## WHAT YOU HAVE TO DO
Reproduce the data verbatim from its first line through the line containing "149, 471, 174]", both included.
▼
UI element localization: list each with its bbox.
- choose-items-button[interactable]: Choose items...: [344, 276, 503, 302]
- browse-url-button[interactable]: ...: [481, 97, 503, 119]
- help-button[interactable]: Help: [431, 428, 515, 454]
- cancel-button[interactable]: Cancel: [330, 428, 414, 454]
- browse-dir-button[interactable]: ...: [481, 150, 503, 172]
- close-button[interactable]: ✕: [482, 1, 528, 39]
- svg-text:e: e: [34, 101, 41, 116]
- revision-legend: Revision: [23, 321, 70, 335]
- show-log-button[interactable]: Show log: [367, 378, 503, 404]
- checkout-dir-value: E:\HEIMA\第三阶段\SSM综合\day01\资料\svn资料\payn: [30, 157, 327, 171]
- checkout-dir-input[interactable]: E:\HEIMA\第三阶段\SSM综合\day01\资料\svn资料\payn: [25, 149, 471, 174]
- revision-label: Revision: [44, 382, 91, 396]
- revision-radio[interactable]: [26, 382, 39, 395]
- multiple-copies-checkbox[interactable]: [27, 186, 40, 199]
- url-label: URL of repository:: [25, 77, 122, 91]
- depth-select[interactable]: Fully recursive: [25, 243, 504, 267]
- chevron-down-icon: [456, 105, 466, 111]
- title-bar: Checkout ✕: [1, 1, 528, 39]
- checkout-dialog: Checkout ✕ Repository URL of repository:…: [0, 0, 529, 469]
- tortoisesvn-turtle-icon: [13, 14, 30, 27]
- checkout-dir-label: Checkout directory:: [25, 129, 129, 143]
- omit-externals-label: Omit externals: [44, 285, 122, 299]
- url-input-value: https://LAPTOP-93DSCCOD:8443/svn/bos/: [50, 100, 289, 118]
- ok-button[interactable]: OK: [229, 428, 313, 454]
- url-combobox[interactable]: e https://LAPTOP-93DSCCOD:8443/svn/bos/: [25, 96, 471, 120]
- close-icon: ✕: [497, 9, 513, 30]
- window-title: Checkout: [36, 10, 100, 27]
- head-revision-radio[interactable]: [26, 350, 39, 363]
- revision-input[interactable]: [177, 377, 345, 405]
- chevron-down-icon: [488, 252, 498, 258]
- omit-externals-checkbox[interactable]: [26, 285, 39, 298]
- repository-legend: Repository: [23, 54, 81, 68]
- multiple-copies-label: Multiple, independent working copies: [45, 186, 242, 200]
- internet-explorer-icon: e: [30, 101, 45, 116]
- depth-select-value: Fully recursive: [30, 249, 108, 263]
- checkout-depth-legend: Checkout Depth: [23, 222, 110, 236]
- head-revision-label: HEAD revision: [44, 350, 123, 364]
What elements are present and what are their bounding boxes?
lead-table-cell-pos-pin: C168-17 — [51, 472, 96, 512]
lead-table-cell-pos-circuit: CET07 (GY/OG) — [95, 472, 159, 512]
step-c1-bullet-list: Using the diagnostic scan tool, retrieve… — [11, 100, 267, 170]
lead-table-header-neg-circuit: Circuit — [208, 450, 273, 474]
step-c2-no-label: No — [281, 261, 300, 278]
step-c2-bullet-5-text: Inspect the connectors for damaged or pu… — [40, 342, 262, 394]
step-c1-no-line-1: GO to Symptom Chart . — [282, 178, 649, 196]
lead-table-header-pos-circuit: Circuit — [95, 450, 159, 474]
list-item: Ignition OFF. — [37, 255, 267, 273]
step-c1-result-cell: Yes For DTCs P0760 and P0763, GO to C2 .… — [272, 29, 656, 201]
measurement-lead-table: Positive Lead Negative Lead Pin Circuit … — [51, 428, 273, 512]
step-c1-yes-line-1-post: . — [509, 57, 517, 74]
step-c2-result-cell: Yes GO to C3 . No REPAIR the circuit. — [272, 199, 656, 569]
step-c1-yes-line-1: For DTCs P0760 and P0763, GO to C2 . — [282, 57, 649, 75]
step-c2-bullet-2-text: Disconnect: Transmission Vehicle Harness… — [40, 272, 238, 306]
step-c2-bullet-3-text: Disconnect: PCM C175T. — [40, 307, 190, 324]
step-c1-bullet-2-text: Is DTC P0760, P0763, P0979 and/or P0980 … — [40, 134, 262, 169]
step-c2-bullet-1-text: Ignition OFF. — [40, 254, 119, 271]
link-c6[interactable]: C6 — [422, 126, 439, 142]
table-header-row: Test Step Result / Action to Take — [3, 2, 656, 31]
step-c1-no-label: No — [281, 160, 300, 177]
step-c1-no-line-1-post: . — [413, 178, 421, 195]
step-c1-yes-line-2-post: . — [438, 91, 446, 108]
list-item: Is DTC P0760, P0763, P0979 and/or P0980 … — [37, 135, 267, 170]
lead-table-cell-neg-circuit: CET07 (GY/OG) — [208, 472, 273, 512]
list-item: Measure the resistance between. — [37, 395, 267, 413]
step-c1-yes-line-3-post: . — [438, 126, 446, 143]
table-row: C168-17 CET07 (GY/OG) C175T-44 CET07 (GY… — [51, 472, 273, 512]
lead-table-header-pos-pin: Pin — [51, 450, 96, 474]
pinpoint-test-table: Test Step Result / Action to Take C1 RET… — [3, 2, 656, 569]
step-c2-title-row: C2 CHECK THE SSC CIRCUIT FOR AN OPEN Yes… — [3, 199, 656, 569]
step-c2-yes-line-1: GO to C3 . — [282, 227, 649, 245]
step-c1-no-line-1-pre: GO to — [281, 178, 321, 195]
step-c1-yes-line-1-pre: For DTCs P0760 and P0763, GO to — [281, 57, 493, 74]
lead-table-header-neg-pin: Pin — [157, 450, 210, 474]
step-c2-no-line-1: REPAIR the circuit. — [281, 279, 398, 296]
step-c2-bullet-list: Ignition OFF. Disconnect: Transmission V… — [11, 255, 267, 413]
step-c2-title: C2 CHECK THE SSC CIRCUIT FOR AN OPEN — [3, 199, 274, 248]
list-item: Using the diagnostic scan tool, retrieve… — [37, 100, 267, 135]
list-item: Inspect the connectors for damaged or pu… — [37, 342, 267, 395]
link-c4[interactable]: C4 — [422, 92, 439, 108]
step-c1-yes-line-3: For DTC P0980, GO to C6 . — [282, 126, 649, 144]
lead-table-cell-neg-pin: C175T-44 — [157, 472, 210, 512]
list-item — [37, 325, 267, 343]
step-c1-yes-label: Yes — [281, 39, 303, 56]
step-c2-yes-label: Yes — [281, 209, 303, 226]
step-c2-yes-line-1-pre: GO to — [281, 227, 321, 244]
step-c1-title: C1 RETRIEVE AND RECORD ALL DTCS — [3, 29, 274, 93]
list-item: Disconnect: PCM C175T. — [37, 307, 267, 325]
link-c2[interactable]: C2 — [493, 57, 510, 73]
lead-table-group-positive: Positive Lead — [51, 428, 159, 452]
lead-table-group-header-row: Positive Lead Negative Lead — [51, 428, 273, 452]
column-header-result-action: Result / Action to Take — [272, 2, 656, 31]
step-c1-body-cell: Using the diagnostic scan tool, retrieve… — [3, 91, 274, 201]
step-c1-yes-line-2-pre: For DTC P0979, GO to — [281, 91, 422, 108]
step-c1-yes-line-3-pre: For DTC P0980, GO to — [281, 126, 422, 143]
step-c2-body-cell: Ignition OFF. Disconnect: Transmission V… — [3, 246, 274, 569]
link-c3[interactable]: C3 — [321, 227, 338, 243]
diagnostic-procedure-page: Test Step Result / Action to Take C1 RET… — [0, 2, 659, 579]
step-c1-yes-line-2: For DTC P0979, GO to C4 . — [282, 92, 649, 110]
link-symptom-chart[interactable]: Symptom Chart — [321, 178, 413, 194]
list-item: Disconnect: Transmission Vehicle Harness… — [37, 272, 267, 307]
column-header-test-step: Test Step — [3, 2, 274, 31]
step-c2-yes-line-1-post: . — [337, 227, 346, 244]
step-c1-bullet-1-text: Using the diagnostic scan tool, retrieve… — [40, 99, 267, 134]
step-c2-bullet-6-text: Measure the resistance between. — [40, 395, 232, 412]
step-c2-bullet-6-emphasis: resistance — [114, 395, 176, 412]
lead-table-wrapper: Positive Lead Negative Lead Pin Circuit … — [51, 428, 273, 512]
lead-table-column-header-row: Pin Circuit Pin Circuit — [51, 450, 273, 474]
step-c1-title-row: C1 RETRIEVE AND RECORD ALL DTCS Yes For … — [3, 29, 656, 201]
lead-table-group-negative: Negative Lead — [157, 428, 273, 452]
▲
## EXERCISE ANSWER
UI element localization: list each with its bbox.
- choose-items-button[interactable]: Choose items...: [344, 276, 503, 302]
- browse-url-button[interactable]: ...: [481, 97, 503, 119]
- help-button[interactable]: Help: [431, 428, 515, 454]
- cancel-button[interactable]: Cancel: [330, 428, 414, 454]
- browse-dir-button[interactable]: ...: [481, 150, 503, 172]
- close-button[interactable]: ✕: [482, 1, 528, 39]
- svg-text:e: e: [34, 101, 41, 116]
- revision-legend: Revision: [23, 321, 70, 335]
- show-log-button[interactable]: Show log: [367, 378, 503, 404]
- checkout-dir-value: E:\HEIMA\第三阶段\SSM综合\day01\资料\svn资料\payn: [30, 157, 327, 171]
- checkout-dir-input[interactable]: E:\HEIMA\第三阶段\SSM综合\day01\资料\svn资料\payn: [25, 149, 471, 174]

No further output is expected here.